▶ Work to do: Each entry needs to be restated exactly as written.

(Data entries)
------------------------------------------------------------

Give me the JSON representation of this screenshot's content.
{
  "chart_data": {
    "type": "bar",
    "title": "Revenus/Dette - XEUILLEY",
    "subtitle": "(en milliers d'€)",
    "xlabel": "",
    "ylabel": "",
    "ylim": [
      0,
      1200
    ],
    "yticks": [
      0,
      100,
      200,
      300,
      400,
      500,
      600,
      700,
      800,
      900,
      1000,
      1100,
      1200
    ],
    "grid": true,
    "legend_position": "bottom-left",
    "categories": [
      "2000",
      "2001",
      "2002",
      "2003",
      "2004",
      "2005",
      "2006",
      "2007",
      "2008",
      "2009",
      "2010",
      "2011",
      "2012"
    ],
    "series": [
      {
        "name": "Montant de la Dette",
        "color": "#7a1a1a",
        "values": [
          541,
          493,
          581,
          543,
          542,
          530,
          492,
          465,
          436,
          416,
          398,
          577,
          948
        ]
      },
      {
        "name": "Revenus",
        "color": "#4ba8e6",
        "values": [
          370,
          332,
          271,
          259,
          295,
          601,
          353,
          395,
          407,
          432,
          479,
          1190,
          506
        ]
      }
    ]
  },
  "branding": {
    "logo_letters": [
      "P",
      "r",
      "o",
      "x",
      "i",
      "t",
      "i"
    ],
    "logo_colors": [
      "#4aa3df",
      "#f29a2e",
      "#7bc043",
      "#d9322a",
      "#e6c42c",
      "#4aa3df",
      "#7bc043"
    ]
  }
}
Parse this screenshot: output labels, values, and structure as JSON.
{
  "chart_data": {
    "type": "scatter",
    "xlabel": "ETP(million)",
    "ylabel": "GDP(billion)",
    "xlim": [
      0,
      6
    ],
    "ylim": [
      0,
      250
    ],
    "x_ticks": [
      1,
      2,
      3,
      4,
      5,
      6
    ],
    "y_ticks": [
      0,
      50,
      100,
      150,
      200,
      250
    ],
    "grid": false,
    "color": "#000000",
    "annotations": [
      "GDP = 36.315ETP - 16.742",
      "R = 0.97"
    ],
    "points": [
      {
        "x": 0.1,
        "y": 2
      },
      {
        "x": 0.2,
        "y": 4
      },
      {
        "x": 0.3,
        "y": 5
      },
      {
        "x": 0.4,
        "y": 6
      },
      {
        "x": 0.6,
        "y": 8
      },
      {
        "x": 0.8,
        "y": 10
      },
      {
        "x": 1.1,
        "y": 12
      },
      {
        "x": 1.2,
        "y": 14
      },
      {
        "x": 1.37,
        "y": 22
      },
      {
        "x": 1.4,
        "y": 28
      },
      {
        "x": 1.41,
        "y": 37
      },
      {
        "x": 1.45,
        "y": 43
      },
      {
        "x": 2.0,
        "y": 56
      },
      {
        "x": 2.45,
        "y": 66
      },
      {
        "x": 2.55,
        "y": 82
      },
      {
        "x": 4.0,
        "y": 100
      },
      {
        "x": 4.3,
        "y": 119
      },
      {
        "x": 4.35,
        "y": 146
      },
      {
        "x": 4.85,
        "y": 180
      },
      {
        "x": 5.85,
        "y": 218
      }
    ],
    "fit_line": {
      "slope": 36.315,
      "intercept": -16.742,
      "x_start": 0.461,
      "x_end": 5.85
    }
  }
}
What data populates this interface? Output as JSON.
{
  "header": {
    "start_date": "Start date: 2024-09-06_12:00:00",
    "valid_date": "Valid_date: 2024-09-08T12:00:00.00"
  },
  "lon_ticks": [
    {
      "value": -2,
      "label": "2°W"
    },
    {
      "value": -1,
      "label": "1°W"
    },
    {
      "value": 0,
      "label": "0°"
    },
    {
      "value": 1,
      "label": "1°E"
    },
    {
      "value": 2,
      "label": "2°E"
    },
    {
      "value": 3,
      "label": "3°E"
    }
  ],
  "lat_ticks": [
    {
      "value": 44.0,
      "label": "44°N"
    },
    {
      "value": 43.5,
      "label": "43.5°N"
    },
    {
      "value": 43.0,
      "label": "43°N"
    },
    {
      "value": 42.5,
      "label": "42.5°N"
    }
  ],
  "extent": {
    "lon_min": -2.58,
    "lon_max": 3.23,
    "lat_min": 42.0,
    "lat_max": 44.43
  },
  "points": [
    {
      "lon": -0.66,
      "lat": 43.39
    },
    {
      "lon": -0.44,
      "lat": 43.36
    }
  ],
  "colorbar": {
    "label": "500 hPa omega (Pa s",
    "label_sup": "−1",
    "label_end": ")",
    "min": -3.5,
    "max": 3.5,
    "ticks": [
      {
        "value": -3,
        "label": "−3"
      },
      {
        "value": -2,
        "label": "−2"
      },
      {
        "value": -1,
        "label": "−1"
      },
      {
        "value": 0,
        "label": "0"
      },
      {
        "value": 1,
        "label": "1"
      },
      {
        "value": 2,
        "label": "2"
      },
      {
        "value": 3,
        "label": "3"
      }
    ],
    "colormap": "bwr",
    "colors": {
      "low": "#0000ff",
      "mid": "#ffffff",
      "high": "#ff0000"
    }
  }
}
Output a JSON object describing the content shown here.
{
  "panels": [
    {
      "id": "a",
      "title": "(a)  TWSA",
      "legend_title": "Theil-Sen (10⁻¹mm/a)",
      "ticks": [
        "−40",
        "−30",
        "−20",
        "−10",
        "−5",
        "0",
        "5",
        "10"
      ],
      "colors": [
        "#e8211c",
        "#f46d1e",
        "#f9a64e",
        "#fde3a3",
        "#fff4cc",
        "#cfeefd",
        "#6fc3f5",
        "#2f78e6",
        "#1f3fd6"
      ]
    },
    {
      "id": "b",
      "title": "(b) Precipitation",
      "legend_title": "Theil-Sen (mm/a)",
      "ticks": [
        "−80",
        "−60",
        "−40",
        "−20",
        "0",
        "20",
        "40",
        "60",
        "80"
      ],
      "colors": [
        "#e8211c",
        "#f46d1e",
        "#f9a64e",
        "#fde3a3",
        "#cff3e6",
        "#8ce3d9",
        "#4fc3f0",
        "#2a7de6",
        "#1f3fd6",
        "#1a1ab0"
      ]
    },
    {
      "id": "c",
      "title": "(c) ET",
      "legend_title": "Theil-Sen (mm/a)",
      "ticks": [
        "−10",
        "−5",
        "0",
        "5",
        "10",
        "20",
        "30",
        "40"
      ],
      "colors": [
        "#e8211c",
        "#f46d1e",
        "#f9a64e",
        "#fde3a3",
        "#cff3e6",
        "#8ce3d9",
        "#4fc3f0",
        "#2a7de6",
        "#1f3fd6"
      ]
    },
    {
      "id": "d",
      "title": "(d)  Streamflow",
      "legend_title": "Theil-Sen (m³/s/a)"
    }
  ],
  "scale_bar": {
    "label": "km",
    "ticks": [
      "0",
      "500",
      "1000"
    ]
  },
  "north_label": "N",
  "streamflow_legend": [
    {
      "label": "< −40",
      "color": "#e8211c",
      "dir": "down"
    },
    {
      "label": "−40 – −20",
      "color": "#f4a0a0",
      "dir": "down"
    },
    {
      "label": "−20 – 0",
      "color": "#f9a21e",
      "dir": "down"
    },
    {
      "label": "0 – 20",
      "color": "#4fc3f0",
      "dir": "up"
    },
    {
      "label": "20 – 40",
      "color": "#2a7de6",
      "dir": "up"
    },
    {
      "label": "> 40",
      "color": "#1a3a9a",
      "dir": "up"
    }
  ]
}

------------------------------------------------------------

▶ Result:
Give me the JSON representation of this screenshot's content.
{
  "chart_data": {
    "type": "bar",
    "title": "Revenus/Dette - XEUILLEY",
    "subtitle": "(en milliers d'€)",
    "xlabel": "",
    "ylabel": "",
    "ylim": [
      0,
      1200
    ],
    "yticks": [
      0,
      100,
      200,
      300,
      400,
      500,
      600,
      700,
      800,
      900,
      1000,
      1100,
      1200
    ],
    "grid": true,
    "legend_position": "bottom-left",
    "categories": [
      "2000",
      "2001",
      "2002",
      "2003",
      "2004",
      "2005",
      "2006",
      "2007",
      "2008",
      "2009",
      "2010",
      "2011",
      "2012"
    ],
    "series": [
      {
        "name": "Montant de la Dette",
        "color": "#7a1a1a",
        "values": [
          541,
          493,
          581,
          543,
          542,
          530,
          492,
          465,
          436,
          416,
          398,
          577,
          948
        ]
      },
      {
        "name": "Revenus",
        "color": "#4ba8e6",
        "values": [
          370,
          332,
          271,
          259,
          295,
          601,
          353,
          395,
          407,
          432,
          479,
          1190,
          506
        ]
      }
    ]
  },
  "branding": {
    "logo_letters": [
      "P",
      "r",
      "o",
      "x",
      "i",
      "t",
      "i"
    ],
    "logo_colors": [
      "#4aa3df",
      "#f29a2e",
      "#7bc043",
      "#d9322a",
      "#e6c42c",
      "#4aa3df",
      "#7bc043"
    ]
  }
}
Parse this screenshot: output labels, values, and structure as JSON.
{
  "chart_data": {
    "type": "scatter",
    "xlabel": "ETP(million)",
    "ylabel": "GDP(billion)",
    "xlim": [
      0,
      6
    ],
    "ylim": [
      0,
      250
    ],
    "x_ticks": [
      1,
      2,
      3,
      4,
      5,
      6
    ],
    "y_ticks": [
      0,
      50,
      100,
      150,
      200,
      250
    ],
    "grid": false,
    "color": "#000000",
    "annotations": [
      "GDP = 36.315ETP - 16.742",
      "R = 0.97"
    ],
    "points": [
      {
        "x": 0.1,
        "y": 2
      },
      {
        "x": 0.2,
        "y": 4
      },
      {
        "x": 0.3,
        "y": 5
      },
      {
        "x": 0.4,
        "y": 6
      },
      {
        "x": 0.6,
        "y": 8
      },
      {
        "x": 0.8,
        "y": 10
      },
      {
        "x": 1.1,
        "y": 12
      },
      {
        "x": 1.2,
        "y": 14
      },
      {
        "x": 1.37,
        "y": 22
      },
      {
        "x": 1.4,
        "y": 28
      },
      {
        "x": 1.41,
        "y": 37
      },
      {
        "x": 1.45,
        "y": 43
      },
      {
        "x": 2.0,
        "y": 56
      },
      {
        "x": 2.45,
        "y": 66
      },
      {
        "x": 2.55,
        "y": 82
      },
      {
        "x": 4.0,
        "y": 100
      },
      {
        "x": 4.3,
        "y": 119
      },
      {
        "x": 4.35,
        "y": 146
      },
      {
        "x": 4.85,
        "y": 180
      },
      {
        "x": 5.85,
        "y": 218
      }
    ],
    "fit_line": {
      "slope": 36.315,
      "intercept": -16.742,
      "x_start": 0.461,
      "x_end": 5.85
    }
  }
}
What data populates this interface? Output as JSON.
{
  "header": {
    "start_date": "Start date: 2024-09-06_12:00:00",
    "valid_date": "Valid_date: 2024-09-08T12:00:00.00"
  },
  "lon_ticks": [
    {
      "value": -2,
      "label": "2°W"
    },
    {
      "value": -1,
      "label": "1°W"
    },
    {
      "value": 0,
      "label": "0°"
    },
    {
      "value": 1,
      "label": "1°E"
    },
    {
      "value": 2,
      "label": "2°E"
    },
    {
      "value": 3,
      "label": "3°E"
    }
  ],
  "lat_ticks": [
    {
      "value": 44.0,
      "label": "44°N"
    },
    {
      "value": 43.5,
      "label": "43.5°N"
    },
    {
      "value": 43.0,
      "label": "43°N"
    },
    {
      "value": 42.5,
      "label": "42.5°N"
    }
  ],
  "extent": {
    "lon_min": -2.58,
    "lon_max": 3.23,
    "lat_min": 42.0,
    "lat_max": 44.43
  },
  "points": [
    {
      "lon": -0.66,
      "lat": 43.39
    },
    {
      "lon": -0.44,
      "lat": 43.36
    }
  ],
  "colorbar": {
    "label": "500 hPa omega (Pa s",
    "label_sup": "−1",
    "label_end": ")",
    "min": -3.5,
    "max": 3.5,
    "ticks": [
      {
        "value": -3,
        "label": "−3"
      },
      {
        "value": -2,
        "label": "−2"
      },
      {
        "value": -1,
        "label": "−1"
      },
      {
        "value": 0,
        "label": "0"
      },
      {
        "value": 1,
        "label": "1"
      },
      {
        "value": 2,
        "label": "2"
      },
      {
        "value": 3,
        "label": "3"
      }
    ],
    "colormap": "bwr",
    "colors": {
      "low": "#0000ff",
      "mid": "#ffffff",
      "high": "#ff0000"
    }
  }
}
Output a JSON object describing the content shown here.
{
  "panels": [
    {
      "id": "a",
      "title": "(a)  TWSA",
      "legend_title": "Theil-Sen (10⁻¹mm/a)",
      "ticks": [
        "−40",
        "−30",
        "−20",
        "−10",
        "−5",
        "0",
        "5",
        "10"
      ],
      "colors": [
        "#e8211c",
        "#f46d1e",
        "#f9a64e",
        "#fde3a3",
        "#fff4cc",
        "#cfeefd",
        "#6fc3f5",
        "#2f78e6",
        "#1f3fd6"
      ]
    },
    {
      "id": "b",
      "title": "(b) Precipitation",
      "legend_title": "Theil-Sen (mm/a)",
      "ticks": [
        "−80",
        "−60",
        "−40",
        "−20",
        "0",
        "20",
        "40",
        "60",
        "80"
      ],
      "colors": [
        "#e8211c",
        "#f46d1e",
        "#f9a64e",
        "#fde3a3",
        "#cff3e6",
        "#8ce3d9",
        "#4fc3f0",
        "#2a7de6",
        "#1f3fd6",
        "#1a1ab0"
      ]
    },
    {
      "id": "c",
      "title": "(c) ET",
      "legend_title": "Theil-Sen (mm/a)",
      "ticks": [
        "−10",
        "−5",
        "0",
        "5",
        "10",
        "20",
        "30",
        "40"
      ],
      "colors": [
        "#e8211c",
        "#f46d1e",
        "#f9a64e",
        "#fde3a3",
        "#cff3e6",
        "#8ce3d9",
        "#4fc3f0",
        "#2a7de6",
        "#1f3fd6"
      ]
    },
    {
      "id": "d",
      "title": "(d)  Streamflow",
      "legend_title": "Theil-Sen (m³/s/a)"
    }
  ],
  "scale_bar": {
    "label": "km",
    "ticks": [
      "0",
      "500",
      "1000"
    ]
  },
  "north_label": "N",
  "streamflow_legend": [
    {
      "label": "< −40",
      "color": "#e8211c",
      "dir": "down"
    },
    {
      "label": "−40 – −20",
      "color": "#f4a0a0",
      "dir": "down"
    },
    {
      "label": "−20 – 0",
      "color": "#f9a21e",
      "dir": "down"
    },
    {
      "label": "0 – 20",
      "color": "#4fc3f0",
      "dir": "up"
    },
    {
      "label": "20 – 40",
      "color": "#2a7de6",
      "dir": "up"
    },
    {
      "label": "> 40",
      "color": "#1a3a9a",
      "dir": "up"
    }
  ]
}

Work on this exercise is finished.